Data excerpts:
******
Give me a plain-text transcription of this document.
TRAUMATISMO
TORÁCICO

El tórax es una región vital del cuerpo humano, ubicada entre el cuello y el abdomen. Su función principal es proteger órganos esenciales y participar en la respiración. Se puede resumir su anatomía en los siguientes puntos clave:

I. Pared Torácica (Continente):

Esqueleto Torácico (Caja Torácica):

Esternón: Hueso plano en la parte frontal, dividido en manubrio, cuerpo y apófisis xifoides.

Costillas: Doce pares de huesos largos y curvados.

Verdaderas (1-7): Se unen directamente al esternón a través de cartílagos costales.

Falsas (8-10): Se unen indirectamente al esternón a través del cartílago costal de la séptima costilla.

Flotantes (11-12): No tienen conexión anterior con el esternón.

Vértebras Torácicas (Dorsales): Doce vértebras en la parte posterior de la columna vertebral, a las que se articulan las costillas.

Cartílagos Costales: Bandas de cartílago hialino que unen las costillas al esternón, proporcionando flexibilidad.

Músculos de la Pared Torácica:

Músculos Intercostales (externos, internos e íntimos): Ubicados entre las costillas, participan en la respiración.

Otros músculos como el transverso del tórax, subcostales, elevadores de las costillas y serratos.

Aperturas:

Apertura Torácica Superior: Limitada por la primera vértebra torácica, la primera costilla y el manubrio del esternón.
******
WHAT YOU ARE ASKED TO DO:
All of the entries must be written out exactly as they stand.

CORRECT OUTPUT:
Give me a plain-text transcription of this document.
TRAUMATISMO
TORÁCICO

El tórax es una región vital del cuerpo humano, ubicada entre el cuello y el abdomen. Su función principal es proteger órganos esenciales y participar en la respiración. Se puede resumir su anatomía en los siguientes puntos clave:

I. Pared Torácica (Continente):

Esqueleto Torácico (Caja Torácica):

Esternón: Hueso plano en la parte frontal, dividido en manubrio, cuerpo y apófisis xifoides.

Costillas: Doce pares de huesos largos y curvados.

Verdaderas (1-7): Se unen directamente al esternón a través de cartílagos costales.

Falsas (8-10): Se unen indirectamente al esternón a través del cartílago costal de la séptima costilla.

Flotantes (11-12): No tienen conexión anterior con el esternón.

Vértebras Torácicas (Dorsales): Doce vértebras en la parte posterior de la columna vertebral, a las que se articulan las costillas.

Cartílagos Costales: Bandas de cartílago hialino que unen las costillas al esternón, proporcionando flexibilidad.

Músculos de la Pared Torácica:

Músculos Intercostales (externos, internos e íntimos): Ubicados entre las costillas, participan en la respiración.

Otros músculos como el transverso del tórax, subcostales, elevadores de las costillas y serratos.

Aperturas:

Apertura Torácica Superior: Limitada por la primera vértebra torácica, la primera costilla y el manubrio del esternón.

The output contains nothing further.